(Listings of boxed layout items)
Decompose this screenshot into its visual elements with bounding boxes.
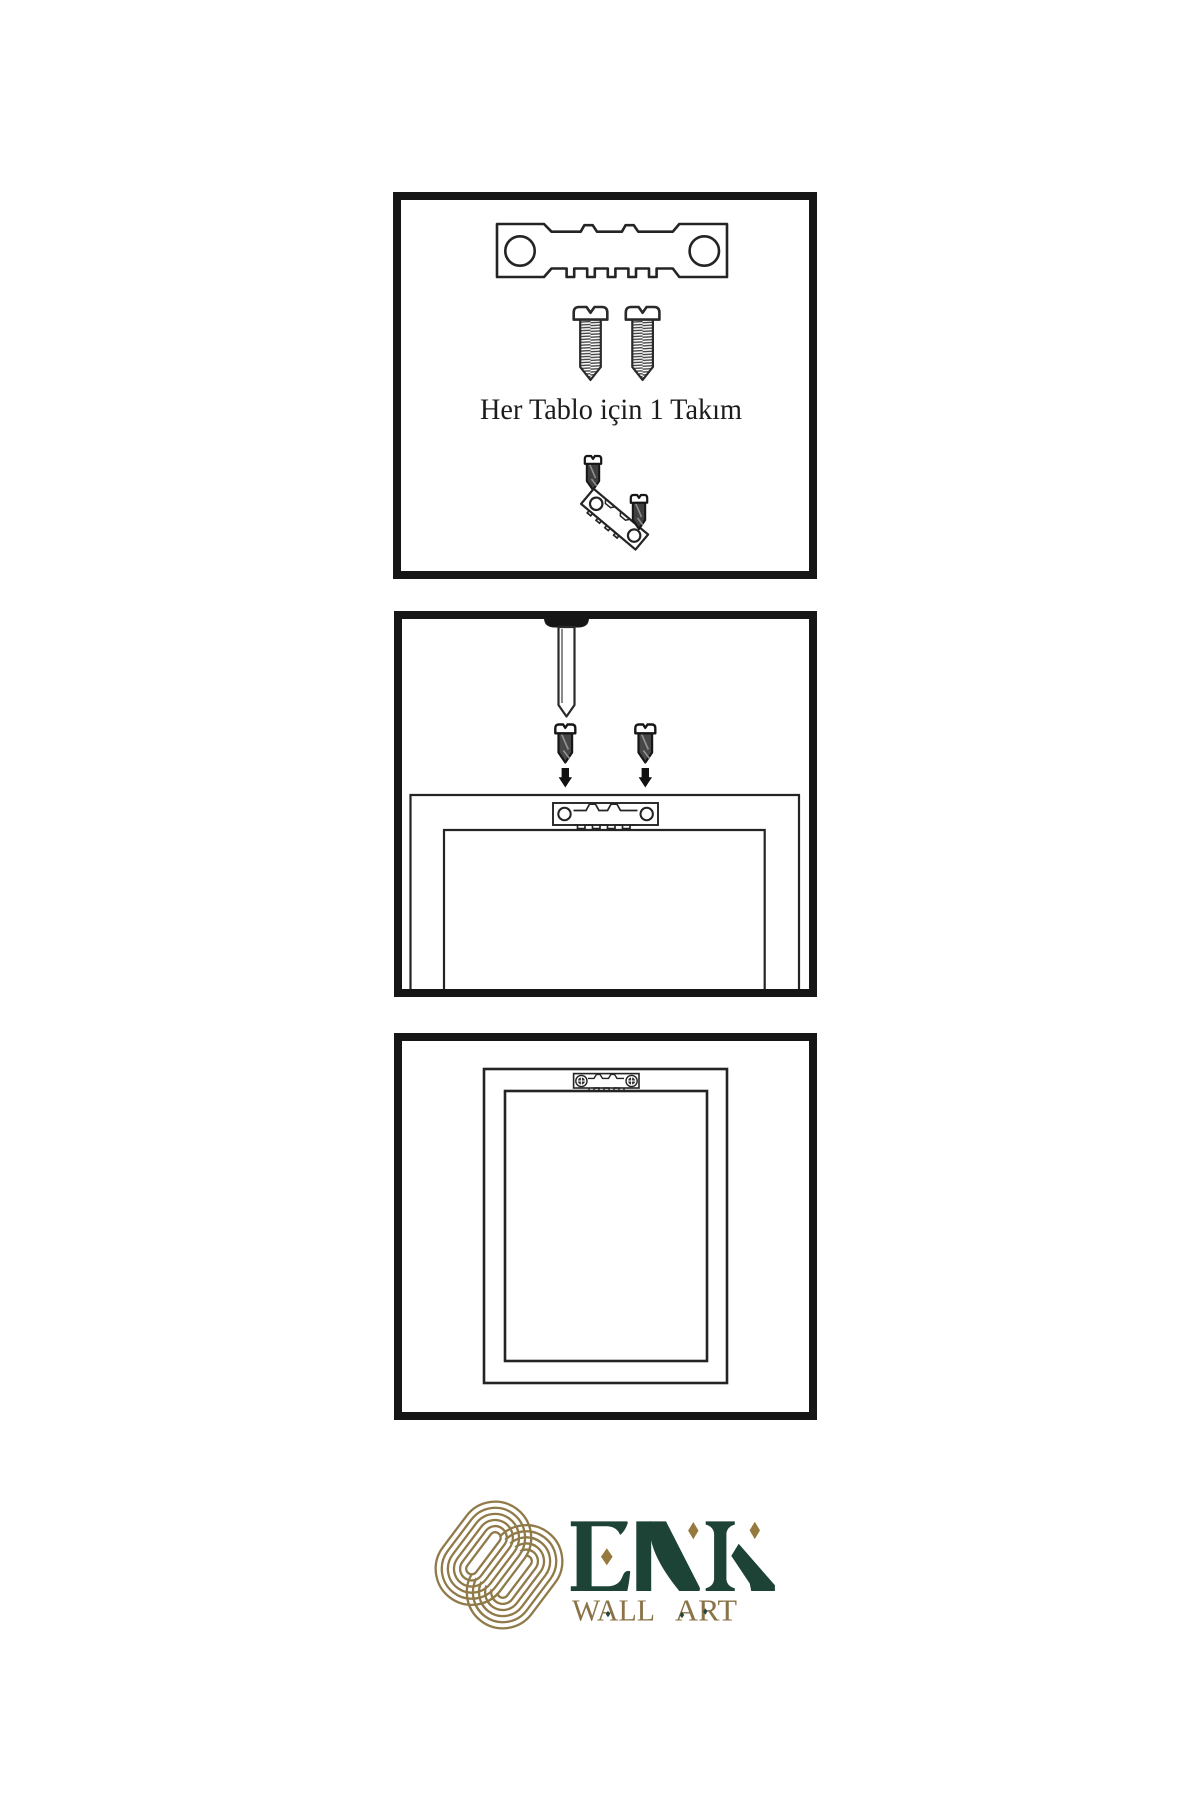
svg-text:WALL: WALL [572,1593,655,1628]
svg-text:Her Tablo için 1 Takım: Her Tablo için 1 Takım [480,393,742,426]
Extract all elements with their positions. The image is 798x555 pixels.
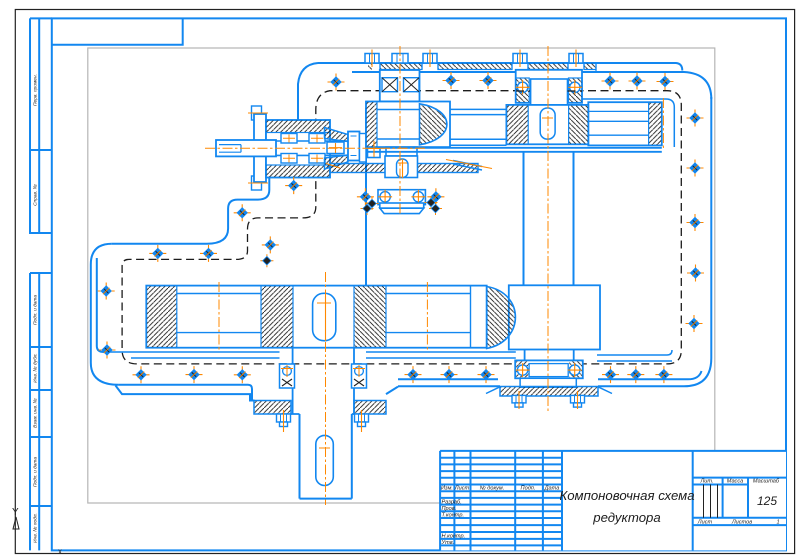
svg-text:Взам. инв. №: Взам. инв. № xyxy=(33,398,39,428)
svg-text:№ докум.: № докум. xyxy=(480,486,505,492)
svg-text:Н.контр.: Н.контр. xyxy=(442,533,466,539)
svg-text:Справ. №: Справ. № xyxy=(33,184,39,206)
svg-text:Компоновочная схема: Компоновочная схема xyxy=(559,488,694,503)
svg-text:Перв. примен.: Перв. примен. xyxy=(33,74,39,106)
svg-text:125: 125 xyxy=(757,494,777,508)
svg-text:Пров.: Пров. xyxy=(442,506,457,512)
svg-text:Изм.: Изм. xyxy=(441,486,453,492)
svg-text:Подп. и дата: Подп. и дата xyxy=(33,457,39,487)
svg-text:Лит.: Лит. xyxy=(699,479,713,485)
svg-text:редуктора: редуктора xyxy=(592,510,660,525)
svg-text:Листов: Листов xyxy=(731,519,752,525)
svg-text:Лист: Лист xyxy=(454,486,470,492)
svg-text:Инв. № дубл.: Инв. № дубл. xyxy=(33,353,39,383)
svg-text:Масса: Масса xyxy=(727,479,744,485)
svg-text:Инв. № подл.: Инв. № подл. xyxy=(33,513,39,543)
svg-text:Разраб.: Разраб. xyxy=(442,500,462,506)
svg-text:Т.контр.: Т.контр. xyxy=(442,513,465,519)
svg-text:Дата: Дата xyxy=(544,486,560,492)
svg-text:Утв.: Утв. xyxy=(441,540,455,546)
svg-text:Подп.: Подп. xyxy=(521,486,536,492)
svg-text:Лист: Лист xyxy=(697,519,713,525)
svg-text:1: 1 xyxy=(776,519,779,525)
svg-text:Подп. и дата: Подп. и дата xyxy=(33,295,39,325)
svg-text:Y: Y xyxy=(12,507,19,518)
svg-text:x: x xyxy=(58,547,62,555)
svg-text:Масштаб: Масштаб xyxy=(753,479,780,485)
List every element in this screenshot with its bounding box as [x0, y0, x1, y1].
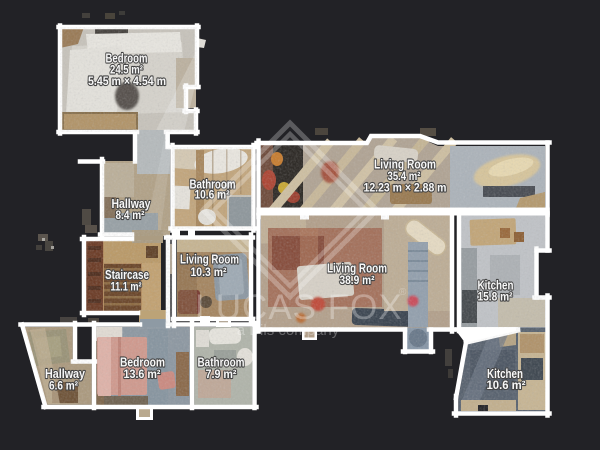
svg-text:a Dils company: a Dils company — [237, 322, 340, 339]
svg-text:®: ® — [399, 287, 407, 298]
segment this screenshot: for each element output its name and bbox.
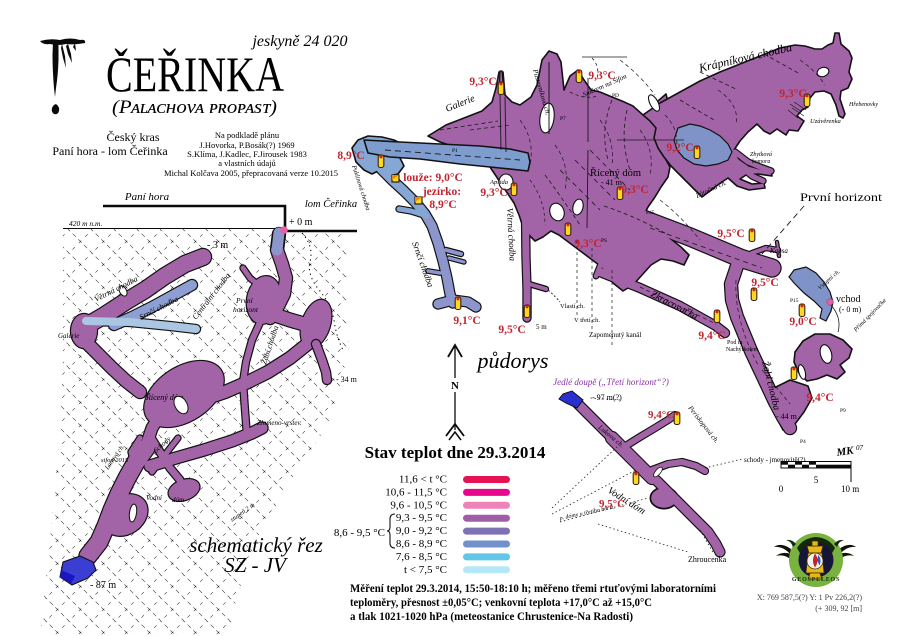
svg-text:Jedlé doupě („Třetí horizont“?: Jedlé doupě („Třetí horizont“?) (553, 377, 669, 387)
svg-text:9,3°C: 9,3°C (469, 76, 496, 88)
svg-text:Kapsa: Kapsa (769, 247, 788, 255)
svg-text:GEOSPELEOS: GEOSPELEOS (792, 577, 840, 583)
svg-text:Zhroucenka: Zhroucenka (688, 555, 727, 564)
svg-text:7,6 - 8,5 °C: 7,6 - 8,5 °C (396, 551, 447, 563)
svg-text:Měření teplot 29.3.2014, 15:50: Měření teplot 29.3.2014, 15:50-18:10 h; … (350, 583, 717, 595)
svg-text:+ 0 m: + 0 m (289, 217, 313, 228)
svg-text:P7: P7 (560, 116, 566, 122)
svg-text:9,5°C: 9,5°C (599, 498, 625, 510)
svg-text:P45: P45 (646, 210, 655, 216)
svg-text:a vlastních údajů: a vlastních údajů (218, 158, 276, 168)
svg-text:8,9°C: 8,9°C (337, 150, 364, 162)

**Direction:** Copy out all of the lines above word for word, leaving the pictures out.

**Exercise answer:**
Decompose this screenshot into its visual elements with bounding boxes.
svg-text:WALL: WALL [572,1593,655,1628]
svg-text:Her Tablo için 1 Takım: Her Tablo için 1 Takım [480,393,742,426]
Extract all elements with their positions. The image is 798x555 pixels.
svg-text:Взам. инв. №: Взам. инв. № xyxy=(33,398,39,428)
svg-text:№ докум.: № докум. xyxy=(480,486,505,492)
svg-text:Н.контр.: Н.контр. xyxy=(442,533,466,539)
svg-text:Справ. №: Справ. № xyxy=(33,184,39,206)
svg-text:Компоновочная схема: Компоновочная схема xyxy=(559,488,694,503)
svg-text:Перв. примен.: Перв. примен. xyxy=(33,74,39,106)
svg-text:125: 125 xyxy=(757,494,777,508)
svg-text:Пров.: Пров. xyxy=(442,506,457,512)
svg-text:Изм.: Изм. xyxy=(441,486,453,492)
svg-text:Подп. и дата: Подп. и дата xyxy=(33,457,39,487)
svg-text:Лит.: Лит. xyxy=(699,479,713,485)
svg-text:редуктора: редуктора xyxy=(592,510,660,525)
svg-text:Листов: Листов xyxy=(731,519,752,525)
svg-text:Лист: Лист xyxy=(454,486,470,492)
svg-text:Инв. № дубл.: Инв. № дубл. xyxy=(33,353,39,383)
svg-text:Масса: Масса xyxy=(727,479,744,485)
svg-text:Инв. № подл.: Инв. № подл. xyxy=(33,513,39,543)
svg-text:Разраб.: Разраб. xyxy=(442,500,462,506)
svg-text:Т.контр.: Т.контр. xyxy=(442,513,465,519)
svg-text:Дата: Дата xyxy=(544,486,560,492)
svg-text:Утв.: Утв. xyxy=(441,540,455,546)
svg-text:Подп.: Подп. xyxy=(521,486,536,492)
svg-text:Лист: Лист xyxy=(697,519,713,525)
svg-text:1: 1 xyxy=(776,519,779,525)
svg-text:Подп. и дата: Подп. и дата xyxy=(33,295,39,325)
svg-text:Y: Y xyxy=(12,507,19,518)
svg-text:x: x xyxy=(58,547,62,555)
svg-text:Масштаб: Масштаб xyxy=(753,479,780,485)
List every element in this screenshot with its bounding box as [x0, y0, x1, y1].
svg-text:a Dils company: a Dils company — [237, 322, 340, 339]
svg-text:®: ® — [399, 287, 407, 298]
segment this screenshot: for each element output its name and bbox.
svg-text:Jedlé doupě („Třetí horizont“?: Jedlé doupě („Třetí horizont“?) (553, 377, 669, 387)
svg-text:9,3°C: 9,3°C (469, 76, 496, 88)
svg-text:Kapsa: Kapsa (769, 247, 788, 255)
svg-text:GEOSPELEOS: GEOSPELEOS (792, 577, 840, 583)
svg-text:Zhroucenka: Zhroucenka (688, 555, 727, 564)
svg-text:7,6 - 8,5 °C: 7,6 - 8,5 °C (396, 551, 447, 563)
svg-text:Měření teplot 29.3.2014, 15:50: Měření teplot 29.3.2014, 15:50-18:10 h; … (350, 583, 717, 595)
svg-text:+ 0 m: + 0 m (289, 217, 313, 228)
svg-text:P7: P7 (560, 116, 566, 122)
svg-text:9,5°C: 9,5°C (599, 498, 625, 510)
svg-text:P45: P45 (646, 210, 655, 216)
svg-text:a vlastních údajů: a vlastních údajů (218, 158, 276, 168)
svg-text:8,9°C: 8,9°C (337, 150, 364, 162)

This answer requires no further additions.